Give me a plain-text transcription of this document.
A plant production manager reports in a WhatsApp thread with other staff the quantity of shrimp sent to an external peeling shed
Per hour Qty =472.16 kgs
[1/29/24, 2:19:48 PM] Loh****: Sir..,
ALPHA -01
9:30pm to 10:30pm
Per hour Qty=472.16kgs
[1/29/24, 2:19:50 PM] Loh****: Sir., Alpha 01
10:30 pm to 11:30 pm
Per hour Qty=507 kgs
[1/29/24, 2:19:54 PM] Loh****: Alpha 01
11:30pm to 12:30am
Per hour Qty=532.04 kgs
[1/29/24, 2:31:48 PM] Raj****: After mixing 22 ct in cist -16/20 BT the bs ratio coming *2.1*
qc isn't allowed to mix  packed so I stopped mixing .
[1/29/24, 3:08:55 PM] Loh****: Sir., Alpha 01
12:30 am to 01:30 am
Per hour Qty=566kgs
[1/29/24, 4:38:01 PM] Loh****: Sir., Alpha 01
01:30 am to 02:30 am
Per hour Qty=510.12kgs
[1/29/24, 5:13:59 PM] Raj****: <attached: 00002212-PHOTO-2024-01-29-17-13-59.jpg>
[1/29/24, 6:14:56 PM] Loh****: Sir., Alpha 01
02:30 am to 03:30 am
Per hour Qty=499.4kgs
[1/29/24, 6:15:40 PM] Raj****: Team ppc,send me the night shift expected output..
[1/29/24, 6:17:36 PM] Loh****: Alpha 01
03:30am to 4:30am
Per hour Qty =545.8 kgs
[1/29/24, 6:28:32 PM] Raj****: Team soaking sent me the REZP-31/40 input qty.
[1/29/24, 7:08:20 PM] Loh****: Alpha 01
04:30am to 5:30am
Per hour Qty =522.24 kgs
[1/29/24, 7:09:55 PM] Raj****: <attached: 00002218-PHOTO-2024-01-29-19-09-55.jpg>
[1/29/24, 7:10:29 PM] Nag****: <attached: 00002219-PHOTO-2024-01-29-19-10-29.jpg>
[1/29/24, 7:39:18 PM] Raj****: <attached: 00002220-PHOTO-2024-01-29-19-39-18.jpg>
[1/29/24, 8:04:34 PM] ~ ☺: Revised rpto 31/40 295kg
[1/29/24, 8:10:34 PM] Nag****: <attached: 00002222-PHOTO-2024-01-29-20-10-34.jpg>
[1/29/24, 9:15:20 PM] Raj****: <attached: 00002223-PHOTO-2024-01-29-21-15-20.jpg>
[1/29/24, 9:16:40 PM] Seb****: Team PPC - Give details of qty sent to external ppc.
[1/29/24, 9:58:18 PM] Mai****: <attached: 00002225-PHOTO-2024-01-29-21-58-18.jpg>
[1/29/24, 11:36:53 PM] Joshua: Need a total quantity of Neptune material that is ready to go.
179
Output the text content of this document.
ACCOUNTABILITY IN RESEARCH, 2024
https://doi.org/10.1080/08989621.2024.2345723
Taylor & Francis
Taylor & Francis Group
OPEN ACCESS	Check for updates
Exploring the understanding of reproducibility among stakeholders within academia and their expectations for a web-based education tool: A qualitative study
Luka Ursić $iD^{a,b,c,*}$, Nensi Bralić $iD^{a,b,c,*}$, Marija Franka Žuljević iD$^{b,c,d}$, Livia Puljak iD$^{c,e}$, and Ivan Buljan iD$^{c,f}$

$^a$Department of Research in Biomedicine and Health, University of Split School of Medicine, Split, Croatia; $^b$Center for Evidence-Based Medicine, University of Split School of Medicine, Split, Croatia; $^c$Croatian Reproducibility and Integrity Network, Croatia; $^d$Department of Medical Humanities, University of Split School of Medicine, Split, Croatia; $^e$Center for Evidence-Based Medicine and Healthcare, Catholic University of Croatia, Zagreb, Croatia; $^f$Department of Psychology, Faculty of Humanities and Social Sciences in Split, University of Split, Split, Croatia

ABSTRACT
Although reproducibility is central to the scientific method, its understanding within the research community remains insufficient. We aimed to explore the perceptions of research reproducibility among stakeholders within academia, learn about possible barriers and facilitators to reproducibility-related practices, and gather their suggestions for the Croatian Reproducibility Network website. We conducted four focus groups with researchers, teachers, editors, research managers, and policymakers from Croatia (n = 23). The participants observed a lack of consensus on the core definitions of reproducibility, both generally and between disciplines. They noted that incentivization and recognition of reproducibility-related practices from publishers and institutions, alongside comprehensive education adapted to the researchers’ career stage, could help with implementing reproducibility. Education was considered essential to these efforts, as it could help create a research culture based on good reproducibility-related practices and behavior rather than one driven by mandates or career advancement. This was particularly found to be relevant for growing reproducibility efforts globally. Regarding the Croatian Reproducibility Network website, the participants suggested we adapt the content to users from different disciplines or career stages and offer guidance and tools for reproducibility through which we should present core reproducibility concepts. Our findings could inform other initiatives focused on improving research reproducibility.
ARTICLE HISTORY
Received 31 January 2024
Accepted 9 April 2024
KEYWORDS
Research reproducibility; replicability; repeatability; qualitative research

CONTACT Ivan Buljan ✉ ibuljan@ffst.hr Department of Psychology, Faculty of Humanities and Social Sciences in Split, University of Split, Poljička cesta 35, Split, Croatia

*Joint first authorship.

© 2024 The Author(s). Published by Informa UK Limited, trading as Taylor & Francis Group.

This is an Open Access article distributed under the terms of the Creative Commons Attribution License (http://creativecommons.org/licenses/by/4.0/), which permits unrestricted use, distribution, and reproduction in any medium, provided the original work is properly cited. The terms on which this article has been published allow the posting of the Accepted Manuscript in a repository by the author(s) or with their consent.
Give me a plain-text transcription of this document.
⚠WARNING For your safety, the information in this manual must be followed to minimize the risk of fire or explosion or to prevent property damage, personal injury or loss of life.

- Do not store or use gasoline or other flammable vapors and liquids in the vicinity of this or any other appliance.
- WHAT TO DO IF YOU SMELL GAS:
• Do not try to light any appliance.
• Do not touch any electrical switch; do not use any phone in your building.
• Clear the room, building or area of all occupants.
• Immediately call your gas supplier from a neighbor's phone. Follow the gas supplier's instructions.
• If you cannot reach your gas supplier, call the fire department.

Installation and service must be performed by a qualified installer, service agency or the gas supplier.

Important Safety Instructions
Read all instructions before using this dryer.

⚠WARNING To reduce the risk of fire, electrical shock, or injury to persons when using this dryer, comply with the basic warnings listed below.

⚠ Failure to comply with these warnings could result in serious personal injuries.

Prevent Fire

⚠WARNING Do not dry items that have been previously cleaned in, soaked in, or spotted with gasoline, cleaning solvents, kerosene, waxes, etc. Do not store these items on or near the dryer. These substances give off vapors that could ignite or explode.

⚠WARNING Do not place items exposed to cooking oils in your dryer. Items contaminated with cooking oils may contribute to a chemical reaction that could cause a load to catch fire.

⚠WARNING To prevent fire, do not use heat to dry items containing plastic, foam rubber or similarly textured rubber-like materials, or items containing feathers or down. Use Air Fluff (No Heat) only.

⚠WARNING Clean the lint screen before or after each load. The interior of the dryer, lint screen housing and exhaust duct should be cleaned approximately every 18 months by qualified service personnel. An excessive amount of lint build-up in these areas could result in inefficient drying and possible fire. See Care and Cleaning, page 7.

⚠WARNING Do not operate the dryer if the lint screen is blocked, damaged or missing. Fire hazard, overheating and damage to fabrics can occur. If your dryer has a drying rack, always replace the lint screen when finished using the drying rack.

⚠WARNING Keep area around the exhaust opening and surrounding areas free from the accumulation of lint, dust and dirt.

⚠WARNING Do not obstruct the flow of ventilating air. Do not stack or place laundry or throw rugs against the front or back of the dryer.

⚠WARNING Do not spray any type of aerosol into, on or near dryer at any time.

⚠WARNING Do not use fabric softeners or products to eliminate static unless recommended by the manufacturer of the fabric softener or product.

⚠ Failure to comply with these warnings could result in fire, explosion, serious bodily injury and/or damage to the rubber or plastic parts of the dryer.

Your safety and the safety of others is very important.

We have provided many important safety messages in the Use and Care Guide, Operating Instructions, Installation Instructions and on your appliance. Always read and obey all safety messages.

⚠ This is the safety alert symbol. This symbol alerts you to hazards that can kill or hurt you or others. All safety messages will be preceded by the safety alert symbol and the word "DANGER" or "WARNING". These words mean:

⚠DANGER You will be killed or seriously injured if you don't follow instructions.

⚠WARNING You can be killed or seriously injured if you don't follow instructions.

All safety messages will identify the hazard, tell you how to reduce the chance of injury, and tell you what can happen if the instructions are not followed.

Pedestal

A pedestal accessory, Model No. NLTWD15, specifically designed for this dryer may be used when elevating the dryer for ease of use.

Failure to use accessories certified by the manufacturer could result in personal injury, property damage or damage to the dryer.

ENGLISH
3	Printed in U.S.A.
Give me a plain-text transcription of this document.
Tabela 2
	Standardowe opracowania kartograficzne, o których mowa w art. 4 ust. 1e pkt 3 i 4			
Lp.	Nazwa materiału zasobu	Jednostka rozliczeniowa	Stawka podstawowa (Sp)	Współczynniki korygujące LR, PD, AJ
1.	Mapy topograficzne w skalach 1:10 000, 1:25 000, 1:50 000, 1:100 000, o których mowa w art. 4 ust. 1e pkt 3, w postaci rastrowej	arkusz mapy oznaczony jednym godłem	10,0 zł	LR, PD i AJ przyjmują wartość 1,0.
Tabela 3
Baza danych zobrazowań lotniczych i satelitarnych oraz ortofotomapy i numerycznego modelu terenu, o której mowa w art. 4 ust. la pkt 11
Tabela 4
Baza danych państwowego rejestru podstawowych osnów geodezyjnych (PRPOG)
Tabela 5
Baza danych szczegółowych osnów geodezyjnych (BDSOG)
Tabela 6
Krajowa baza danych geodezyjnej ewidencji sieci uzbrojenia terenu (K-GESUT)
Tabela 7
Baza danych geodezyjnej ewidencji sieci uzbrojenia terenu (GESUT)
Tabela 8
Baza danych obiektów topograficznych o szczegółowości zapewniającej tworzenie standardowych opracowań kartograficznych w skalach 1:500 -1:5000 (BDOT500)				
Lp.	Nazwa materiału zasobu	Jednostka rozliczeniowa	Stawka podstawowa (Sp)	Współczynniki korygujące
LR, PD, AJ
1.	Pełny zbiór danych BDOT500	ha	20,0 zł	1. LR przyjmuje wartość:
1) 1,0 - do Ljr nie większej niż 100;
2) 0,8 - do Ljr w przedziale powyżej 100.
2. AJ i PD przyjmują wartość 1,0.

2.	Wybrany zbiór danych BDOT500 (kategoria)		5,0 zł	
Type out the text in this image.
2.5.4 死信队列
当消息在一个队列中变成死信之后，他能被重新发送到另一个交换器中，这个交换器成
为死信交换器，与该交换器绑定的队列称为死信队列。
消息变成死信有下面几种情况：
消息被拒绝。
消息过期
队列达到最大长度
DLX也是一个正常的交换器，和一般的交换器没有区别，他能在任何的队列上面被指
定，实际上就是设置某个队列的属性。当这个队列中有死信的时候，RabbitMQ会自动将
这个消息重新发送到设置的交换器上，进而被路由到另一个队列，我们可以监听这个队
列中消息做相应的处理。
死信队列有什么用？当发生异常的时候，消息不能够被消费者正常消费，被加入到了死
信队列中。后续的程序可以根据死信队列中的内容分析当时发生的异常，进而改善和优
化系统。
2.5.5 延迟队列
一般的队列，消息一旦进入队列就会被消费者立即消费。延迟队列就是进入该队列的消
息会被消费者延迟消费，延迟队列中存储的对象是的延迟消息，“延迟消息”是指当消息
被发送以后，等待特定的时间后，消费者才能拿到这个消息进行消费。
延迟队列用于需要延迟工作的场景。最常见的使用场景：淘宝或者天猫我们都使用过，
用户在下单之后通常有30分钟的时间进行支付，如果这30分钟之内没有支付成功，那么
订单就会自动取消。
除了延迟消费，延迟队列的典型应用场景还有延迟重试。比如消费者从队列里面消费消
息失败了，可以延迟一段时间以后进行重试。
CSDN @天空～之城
****************
* _Directive_: Pick out each line containing "osnów" and report it.

* _Full response_:
Baza danych państwowego rejestru podstawowych osnów geodezyjnych (PRPOG)
Baza danych szczegółowych osnów geodezyjnych (BDSOG)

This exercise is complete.